PROVIDED DATA:
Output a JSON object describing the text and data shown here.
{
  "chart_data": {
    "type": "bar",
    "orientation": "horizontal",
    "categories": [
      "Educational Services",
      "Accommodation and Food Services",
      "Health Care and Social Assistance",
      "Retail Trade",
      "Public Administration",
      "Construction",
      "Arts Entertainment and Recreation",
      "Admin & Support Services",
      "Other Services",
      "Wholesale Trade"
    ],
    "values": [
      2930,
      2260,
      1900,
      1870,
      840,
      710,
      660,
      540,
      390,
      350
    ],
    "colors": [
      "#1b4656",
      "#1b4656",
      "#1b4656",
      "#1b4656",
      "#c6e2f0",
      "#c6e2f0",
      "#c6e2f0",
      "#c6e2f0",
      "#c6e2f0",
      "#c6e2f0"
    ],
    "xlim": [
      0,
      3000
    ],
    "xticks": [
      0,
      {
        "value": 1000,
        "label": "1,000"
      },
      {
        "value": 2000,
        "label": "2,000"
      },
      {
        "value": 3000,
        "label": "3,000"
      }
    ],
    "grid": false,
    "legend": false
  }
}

TASK GOAL: Look through the entries and work out how many lines have the word "Services" in them; reply with that number only.

OUTPUT OF THE EXERCISE: 4